--- begin Information provided ---
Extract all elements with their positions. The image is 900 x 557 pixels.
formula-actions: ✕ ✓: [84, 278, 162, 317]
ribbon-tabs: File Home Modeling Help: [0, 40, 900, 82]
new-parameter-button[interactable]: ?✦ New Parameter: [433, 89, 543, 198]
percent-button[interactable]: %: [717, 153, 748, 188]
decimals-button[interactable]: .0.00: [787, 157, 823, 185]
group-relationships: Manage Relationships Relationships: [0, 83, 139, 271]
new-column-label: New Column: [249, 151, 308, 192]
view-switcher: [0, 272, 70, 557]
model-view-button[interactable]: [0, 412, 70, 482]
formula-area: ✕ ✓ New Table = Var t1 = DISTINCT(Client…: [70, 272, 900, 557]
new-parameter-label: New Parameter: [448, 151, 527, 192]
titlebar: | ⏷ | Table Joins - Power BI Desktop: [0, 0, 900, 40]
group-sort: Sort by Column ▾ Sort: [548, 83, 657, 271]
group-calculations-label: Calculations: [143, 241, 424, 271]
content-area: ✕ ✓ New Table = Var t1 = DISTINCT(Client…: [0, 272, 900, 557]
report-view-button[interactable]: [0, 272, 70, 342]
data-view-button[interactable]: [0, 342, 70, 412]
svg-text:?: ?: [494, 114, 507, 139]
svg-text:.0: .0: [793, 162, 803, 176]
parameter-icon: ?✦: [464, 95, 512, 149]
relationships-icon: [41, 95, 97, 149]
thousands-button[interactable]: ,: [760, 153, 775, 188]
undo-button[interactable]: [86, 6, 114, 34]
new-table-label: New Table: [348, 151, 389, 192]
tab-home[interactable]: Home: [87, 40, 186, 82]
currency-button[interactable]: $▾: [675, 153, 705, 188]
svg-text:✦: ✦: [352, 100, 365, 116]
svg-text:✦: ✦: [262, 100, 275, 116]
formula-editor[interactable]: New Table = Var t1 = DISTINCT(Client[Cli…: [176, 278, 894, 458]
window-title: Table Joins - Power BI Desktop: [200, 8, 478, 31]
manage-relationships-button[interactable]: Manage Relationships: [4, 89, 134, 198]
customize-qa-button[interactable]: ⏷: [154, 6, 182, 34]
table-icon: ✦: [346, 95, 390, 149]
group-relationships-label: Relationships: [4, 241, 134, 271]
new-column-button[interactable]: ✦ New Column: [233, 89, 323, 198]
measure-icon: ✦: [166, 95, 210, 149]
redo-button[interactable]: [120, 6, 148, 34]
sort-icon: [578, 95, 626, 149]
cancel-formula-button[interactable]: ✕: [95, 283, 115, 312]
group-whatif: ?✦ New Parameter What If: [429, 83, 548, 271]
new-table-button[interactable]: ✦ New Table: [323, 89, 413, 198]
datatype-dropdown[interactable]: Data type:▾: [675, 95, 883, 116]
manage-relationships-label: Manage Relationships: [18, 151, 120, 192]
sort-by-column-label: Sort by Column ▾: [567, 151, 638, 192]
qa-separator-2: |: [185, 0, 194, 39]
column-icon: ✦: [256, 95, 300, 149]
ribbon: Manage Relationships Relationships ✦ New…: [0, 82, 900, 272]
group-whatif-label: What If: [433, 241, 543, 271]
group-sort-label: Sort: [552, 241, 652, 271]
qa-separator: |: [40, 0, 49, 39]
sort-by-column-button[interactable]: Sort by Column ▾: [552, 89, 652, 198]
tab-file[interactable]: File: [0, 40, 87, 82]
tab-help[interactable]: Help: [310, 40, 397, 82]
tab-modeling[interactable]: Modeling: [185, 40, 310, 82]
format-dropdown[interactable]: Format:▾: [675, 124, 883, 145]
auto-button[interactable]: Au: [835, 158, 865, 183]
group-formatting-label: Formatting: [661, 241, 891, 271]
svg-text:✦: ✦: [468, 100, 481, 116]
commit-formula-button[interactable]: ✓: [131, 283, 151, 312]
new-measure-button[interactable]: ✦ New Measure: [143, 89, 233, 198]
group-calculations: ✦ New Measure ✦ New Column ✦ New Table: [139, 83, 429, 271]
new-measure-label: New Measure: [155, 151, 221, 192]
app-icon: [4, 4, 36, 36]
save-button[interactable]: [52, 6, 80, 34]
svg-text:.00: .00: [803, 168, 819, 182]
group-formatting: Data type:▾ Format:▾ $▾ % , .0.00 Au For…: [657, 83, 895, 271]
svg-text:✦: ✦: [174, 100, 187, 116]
--- end Information provided ---
* Direction: Duplicate the lines of the material from its start through the line containing "decimals-button[interactable]: .0.00: [787, 157, 823, 185]", inclusive.

* Response:
Extract all elements with their positions. The image is 900 x 557 pixels.
formula-actions: ✕ ✓: [84, 278, 162, 317]
ribbon-tabs: File Home Modeling Help: [0, 40, 900, 82]
new-parameter-button[interactable]: ?✦ New Parameter: [433, 89, 543, 198]
percent-button[interactable]: %: [717, 153, 748, 188]
decimals-button[interactable]: .0.00: [787, 157, 823, 185]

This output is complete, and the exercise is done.